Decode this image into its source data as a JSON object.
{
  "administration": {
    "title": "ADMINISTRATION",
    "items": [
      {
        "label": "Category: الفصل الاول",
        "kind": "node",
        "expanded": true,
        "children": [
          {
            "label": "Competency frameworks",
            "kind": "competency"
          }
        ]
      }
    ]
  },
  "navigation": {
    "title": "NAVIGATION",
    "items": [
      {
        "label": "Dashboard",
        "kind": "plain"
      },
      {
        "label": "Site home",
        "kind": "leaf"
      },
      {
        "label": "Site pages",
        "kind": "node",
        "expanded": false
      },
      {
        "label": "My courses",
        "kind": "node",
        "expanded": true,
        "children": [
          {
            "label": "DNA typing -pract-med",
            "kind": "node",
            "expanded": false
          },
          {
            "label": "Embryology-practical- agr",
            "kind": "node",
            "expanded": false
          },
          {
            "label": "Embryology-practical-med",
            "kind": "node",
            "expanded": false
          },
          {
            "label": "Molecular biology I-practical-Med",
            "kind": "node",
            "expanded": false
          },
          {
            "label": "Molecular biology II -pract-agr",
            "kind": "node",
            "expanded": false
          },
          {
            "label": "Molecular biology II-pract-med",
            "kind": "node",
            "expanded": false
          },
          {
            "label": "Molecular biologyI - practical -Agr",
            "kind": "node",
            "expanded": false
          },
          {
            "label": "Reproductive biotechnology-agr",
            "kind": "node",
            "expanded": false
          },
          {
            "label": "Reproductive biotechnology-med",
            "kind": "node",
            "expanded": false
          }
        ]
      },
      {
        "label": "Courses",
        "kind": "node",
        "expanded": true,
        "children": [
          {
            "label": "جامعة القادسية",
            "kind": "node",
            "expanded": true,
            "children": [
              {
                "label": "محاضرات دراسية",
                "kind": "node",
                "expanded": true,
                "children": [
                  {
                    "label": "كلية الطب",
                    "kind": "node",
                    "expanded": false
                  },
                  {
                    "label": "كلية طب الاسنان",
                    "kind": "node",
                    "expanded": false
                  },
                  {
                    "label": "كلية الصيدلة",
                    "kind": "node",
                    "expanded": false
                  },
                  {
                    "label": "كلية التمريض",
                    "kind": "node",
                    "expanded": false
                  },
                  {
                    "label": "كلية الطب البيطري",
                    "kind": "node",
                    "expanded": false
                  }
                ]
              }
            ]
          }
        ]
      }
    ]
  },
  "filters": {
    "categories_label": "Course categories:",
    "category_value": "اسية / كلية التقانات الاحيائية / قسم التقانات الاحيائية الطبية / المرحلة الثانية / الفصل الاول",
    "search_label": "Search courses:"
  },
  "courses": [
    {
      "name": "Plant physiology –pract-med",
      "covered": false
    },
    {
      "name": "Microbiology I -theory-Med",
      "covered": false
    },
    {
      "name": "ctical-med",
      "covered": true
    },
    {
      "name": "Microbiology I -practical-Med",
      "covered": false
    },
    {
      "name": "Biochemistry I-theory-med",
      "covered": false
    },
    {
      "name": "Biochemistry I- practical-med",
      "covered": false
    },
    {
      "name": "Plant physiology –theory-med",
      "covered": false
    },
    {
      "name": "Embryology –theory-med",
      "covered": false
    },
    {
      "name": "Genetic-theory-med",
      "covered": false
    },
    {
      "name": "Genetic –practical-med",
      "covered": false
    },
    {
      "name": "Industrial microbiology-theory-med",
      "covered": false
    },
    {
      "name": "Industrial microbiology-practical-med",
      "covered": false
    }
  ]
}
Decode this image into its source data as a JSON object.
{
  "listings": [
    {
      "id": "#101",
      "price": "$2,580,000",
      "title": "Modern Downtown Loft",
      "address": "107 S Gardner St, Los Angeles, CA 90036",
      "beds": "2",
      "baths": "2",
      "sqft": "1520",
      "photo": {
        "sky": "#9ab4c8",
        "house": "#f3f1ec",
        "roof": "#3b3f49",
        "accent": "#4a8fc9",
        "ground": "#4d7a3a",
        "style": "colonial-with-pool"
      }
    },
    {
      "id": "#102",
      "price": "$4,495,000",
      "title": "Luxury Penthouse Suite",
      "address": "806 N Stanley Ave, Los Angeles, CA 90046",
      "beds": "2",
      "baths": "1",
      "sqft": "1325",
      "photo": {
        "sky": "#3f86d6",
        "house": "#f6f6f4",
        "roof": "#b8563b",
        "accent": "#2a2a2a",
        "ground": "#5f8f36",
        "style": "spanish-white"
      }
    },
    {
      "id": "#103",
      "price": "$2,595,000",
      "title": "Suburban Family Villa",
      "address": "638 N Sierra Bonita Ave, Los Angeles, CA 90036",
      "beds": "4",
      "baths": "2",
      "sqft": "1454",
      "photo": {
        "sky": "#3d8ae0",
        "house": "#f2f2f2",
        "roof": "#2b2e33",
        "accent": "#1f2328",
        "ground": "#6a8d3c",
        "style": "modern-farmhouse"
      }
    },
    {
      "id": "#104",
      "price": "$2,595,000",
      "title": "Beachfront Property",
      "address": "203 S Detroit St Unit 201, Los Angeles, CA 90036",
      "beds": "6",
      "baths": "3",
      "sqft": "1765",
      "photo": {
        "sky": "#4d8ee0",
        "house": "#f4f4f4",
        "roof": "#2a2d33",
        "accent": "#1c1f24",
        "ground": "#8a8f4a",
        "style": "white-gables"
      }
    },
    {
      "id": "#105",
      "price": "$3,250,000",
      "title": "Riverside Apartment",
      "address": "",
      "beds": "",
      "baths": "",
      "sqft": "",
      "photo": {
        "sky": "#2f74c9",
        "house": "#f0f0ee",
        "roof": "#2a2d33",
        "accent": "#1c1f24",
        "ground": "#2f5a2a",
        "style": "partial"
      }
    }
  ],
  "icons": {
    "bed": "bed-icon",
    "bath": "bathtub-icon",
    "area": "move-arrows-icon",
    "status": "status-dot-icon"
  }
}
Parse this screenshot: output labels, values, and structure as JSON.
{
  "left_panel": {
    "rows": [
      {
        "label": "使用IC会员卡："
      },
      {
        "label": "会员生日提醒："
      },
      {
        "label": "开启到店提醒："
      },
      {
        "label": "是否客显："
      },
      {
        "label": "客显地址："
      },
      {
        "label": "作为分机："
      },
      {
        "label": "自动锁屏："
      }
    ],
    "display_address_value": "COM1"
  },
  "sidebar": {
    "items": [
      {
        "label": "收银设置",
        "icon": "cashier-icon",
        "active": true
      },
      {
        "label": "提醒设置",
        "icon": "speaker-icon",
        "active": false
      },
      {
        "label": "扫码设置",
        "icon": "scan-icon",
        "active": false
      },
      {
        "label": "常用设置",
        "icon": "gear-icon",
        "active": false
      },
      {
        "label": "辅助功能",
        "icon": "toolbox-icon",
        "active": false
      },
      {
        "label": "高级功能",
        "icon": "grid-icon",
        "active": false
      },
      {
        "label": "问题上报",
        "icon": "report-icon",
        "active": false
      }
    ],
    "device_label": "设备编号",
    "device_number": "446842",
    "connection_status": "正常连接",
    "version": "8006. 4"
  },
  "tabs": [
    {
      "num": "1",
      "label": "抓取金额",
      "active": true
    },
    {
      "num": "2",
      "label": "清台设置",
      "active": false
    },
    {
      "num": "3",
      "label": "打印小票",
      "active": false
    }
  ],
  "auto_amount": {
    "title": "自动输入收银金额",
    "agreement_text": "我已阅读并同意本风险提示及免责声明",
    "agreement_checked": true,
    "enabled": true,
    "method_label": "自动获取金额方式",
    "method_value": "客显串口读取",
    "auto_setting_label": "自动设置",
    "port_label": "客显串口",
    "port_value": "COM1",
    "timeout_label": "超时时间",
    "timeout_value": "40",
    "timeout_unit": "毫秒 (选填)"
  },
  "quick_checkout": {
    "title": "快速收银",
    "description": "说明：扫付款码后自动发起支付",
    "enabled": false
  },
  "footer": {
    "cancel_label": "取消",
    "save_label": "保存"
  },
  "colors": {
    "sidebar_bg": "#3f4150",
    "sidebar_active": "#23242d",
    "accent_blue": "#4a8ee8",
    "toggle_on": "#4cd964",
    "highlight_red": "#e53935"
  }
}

SET EXERCISE
Extract, from the material above, each line holding the word "Angeles".

EXERCISE ANSWER
      "address": "107 S Gardner St, Los Angeles, CA 90036",
      "address": "806 N Stanley Ave, Los Angeles, CA 90046",
      "address": "638 N Sierra Bonita Ave, Los Angeles, CA 90036",
      "address": "203 S Detroit St Unit 201, Los Angeles, CA 90036",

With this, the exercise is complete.